Dataset rows about figures
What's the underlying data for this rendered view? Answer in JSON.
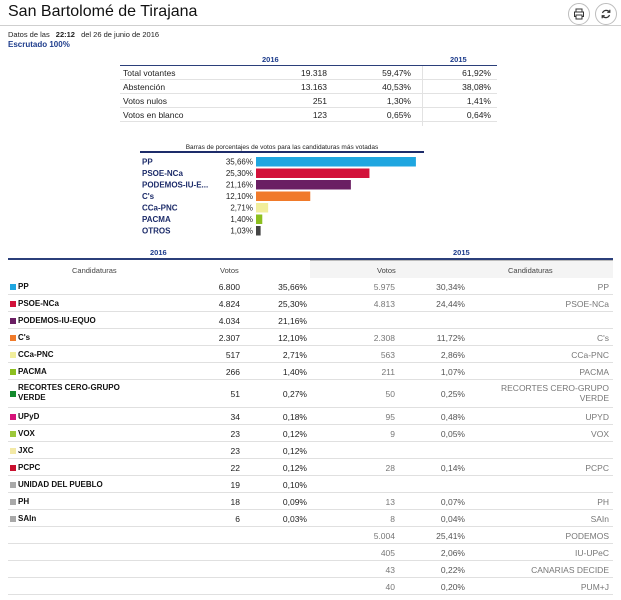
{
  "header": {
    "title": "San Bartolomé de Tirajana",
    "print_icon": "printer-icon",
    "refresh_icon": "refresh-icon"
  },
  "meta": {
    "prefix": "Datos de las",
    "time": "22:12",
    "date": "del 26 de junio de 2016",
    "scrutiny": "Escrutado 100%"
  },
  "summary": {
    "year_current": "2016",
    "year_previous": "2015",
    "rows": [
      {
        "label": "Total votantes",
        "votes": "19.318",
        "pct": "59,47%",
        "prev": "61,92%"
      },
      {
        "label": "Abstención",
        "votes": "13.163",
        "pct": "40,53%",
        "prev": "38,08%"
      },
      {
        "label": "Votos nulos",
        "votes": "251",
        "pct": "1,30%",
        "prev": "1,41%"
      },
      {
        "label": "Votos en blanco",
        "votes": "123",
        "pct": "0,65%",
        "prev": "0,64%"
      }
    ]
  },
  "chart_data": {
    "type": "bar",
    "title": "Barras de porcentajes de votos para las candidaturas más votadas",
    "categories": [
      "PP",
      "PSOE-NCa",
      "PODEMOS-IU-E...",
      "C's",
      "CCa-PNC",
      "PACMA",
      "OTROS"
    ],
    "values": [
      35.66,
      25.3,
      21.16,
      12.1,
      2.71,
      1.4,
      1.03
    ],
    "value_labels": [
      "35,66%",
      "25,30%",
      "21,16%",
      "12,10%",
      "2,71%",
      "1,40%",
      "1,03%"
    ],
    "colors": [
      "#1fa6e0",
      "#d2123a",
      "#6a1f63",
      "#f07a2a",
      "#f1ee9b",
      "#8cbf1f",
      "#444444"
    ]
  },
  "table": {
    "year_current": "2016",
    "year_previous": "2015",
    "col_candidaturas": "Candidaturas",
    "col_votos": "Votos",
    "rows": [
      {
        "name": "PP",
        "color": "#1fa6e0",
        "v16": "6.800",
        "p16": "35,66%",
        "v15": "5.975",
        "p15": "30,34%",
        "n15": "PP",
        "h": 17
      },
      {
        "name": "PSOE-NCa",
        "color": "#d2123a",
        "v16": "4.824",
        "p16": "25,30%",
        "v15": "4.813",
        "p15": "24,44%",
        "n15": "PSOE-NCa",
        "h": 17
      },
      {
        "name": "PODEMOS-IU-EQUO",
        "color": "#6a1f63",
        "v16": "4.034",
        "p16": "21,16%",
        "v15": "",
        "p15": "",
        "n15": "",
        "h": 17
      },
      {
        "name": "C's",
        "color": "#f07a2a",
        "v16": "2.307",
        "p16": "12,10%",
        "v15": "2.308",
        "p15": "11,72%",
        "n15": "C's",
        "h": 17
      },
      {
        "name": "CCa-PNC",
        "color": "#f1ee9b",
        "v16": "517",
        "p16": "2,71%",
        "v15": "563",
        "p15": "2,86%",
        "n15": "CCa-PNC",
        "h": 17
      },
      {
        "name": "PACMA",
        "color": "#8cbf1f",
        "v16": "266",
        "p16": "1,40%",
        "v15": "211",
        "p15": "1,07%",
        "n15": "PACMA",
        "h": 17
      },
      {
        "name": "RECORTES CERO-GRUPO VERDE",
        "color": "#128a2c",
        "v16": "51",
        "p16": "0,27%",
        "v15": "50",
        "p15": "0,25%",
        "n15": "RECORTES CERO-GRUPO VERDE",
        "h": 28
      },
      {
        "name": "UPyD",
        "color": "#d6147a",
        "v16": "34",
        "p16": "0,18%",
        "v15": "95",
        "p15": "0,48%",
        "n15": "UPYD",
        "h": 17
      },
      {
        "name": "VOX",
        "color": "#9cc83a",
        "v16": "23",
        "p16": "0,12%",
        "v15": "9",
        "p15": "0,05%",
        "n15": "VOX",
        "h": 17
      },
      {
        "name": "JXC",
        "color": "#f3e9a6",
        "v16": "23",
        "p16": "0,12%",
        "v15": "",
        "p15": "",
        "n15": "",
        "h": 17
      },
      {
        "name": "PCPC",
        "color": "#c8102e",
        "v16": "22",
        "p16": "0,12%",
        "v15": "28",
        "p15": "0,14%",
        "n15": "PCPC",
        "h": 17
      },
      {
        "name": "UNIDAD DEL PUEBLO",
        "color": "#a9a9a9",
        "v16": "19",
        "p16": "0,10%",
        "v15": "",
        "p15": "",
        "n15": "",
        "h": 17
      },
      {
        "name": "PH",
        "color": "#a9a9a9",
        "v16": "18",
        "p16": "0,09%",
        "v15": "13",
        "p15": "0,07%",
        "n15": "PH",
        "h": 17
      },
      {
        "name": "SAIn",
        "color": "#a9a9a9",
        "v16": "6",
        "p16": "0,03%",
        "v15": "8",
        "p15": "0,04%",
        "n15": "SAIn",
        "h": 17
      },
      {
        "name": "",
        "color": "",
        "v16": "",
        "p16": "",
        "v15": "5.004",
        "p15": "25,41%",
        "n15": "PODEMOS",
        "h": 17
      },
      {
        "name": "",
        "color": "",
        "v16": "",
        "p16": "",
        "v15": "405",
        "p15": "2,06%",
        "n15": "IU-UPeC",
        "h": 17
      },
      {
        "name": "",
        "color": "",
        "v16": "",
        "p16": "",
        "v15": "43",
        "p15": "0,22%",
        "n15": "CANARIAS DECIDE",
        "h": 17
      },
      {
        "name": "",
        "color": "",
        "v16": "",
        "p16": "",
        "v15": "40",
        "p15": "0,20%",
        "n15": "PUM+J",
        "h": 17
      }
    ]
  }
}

What to do:
Leave the pictures out, and transcribe each of the records exactly.

Full answer:
What's the underlying data for this rendered view? Answer in JSON.
{
  "header": {
    "title": "San Bartolomé de Tirajana",
    "print_icon": "printer-icon",
    "refresh_icon": "refresh-icon"
  },
  "meta": {
    "prefix": "Datos de las",
    "time": "22:12",
    "date": "del 26 de junio de 2016",
    "scrutiny": "Escrutado 100%"
  },
  "summary": {
    "year_current": "2016",
    "year_previous": "2015",
    "rows": [
      {
        "label": "Total votantes",
        "votes": "19.318",
        "pct": "59,47%",
        "prev": "61,92%"
      },
      {
        "label": "Abstención",
        "votes": "13.163",
        "pct": "40,53%",
        "prev": "38,08%"
      },
      {
        "label": "Votos nulos",
        "votes": "251",
        "pct": "1,30%",
        "prev": "1,41%"
      },
      {
        "label": "Votos en blanco",
        "votes": "123",
        "pct": "0,65%",
        "prev": "0,64%"
      }
    ]
  },
  "chart_data": {
    "type": "bar",
    "title": "Barras de porcentajes de votos para las candidaturas más votadas",
    "categories": [
      "PP",
      "PSOE-NCa",
      "PODEMOS-IU-E...",
      "C's",
      "CCa-PNC",
      "PACMA",
      "OTROS"
    ],
    "values": [
      35.66,
      25.3,
      21.16,
      12.1,
      2.71,
      1.4,
      1.03
    ],
    "value_labels": [
      "35,66%",
      "25,30%",
      "21,16%",
      "12,10%",
      "2,71%",
      "1,40%",
      "1,03%"
    ],
    "colors": [
      "#1fa6e0",
      "#d2123a",
      "#6a1f63",
      "#f07a2a",
      "#f1ee9b",
      "#8cbf1f",
      "#444444"
    ]
  },
  "table": {
    "year_current": "2016",
    "year_previous": "2015",
    "col_candidaturas": "Candidaturas",
    "col_votos": "Votos",
    "rows": [
      {
        "name": "PP",
        "color": "#1fa6e0",
        "v16": "6.800",
        "p16": "35,66%",
        "v15": "5.975",
        "p15": "30,34%",
        "n15": "PP",
        "h": 17
      },
      {
        "name": "PSOE-NCa",
        "color": "#d2123a",
        "v16": "4.824",
        "p16": "25,30%",
        "v15": "4.813",
        "p15": "24,44%",
        "n15": "PSOE-NCa",
        "h": 17
      },
      {
        "name": "PODEMOS-IU-EQUO",
        "color": "#6a1f63",
        "v16": "4.034",
        "p16": "21,16%",
        "v15": "",
        "p15": "",
        "n15": "",
        "h": 17
      },
      {
        "name": "C's",
        "color": "#f07a2a",
        "v16": "2.307",
        "p16": "12,10%",
        "v15": "2.308",
        "p15": "11,72%",
        "n15": "C's",
        "h": 17
      },
      {
        "name": "CCa-PNC",
        "color": "#f1ee9b",
        "v16": "517",
        "p16": "2,71%",
        "v15": "563",
        "p15": "2,86%",
        "n15": "CCa-PNC",
        "h": 17
      },
      {
        "name": "PACMA",
        "color": "#8cbf1f",
        "v16": "266",
        "p16": "1,40%",
        "v15": "211",
        "p15": "1,07%",
        "n15": "PACMA",
        "h": 17
      },
      {
        "name": "RECORTES CERO-GRUPO VERDE",
        "color": "#128a2c",
        "v16": "51",
        "p16": "0,27%",
        "v15": "50",
        "p15": "0,25%",
        "n15": "RECORTES CERO-GRUPO VERDE",
        "h": 28
      },
      {
        "name": "UPyD",
        "color": "#d6147a",
        "v16": "34",
        "p16": "0,18%",
        "v15": "95",
        "p15": "0,48%",
        "n15": "UPYD",
        "h": 17
      },
      {
        "name": "VOX",
        "color": "#9cc83a",
        "v16": "23",
        "p16": "0,12%",
        "v15": "9",
        "p15": "0,05%",
        "n15": "VOX",
        "h": 17
      },
      {
        "name": "JXC",
        "color": "#f3e9a6",
        "v16": "23",
        "p16": "0,12%",
        "v15": "",
        "p15": "",
        "n15": "",
        "h": 17
      },
      {
        "name": "PCPC",
        "color": "#c8102e",
        "v16": "22",
        "p16": "0,12%",
        "v15": "28",
        "p15": "0,14%",
        "n15": "PCPC",
        "h": 17
      },
      {
        "name": "UNIDAD DEL PUEBLO",
        "color": "#a9a9a9",
        "v16": "19",
        "p16": "0,10%",
        "v15": "",
        "p15": "",
        "n15": "",
        "h": 17
      },
      {
        "name": "PH",
        "color": "#a9a9a9",
        "v16": "18",
        "p16": "0,09%",
        "v15": "13",
        "p15": "0,07%",
        "n15": "PH",
        "h": 17
      },
      {
        "name": "SAIn",
        "color": "#a9a9a9",
        "v16": "6",
        "p16": "0,03%",
        "v15": "8",
        "p15": "0,04%",
        "n15": "SAIn",
        "h": 17
      },
      {
        "name": "",
        "color": "",
        "v16": "",
        "p16": "",
        "v15": "5.004",
        "p15": "25,41%",
        "n15": "PODEMOS",
        "h": 17
      },
      {
        "name": "",
        "color": "",
        "v16": "",
        "p16": "",
        "v15": "405",
        "p15": "2,06%",
        "n15": "IU-UPeC",
        "h": 17
      },
      {
        "name": "",
        "color": "",
        "v16": "",
        "p16": "",
        "v15": "43",
        "p15": "0,22%",
        "n15": "CANARIAS DECIDE",
        "h": 17
      },
      {
        "name": "",
        "color": "",
        "v16": "",
        "p16": "",
        "v15": "40",
        "p15": "0,20%",
        "n15": "PUM+J",
        "h": 17
      }
    ]
  }
}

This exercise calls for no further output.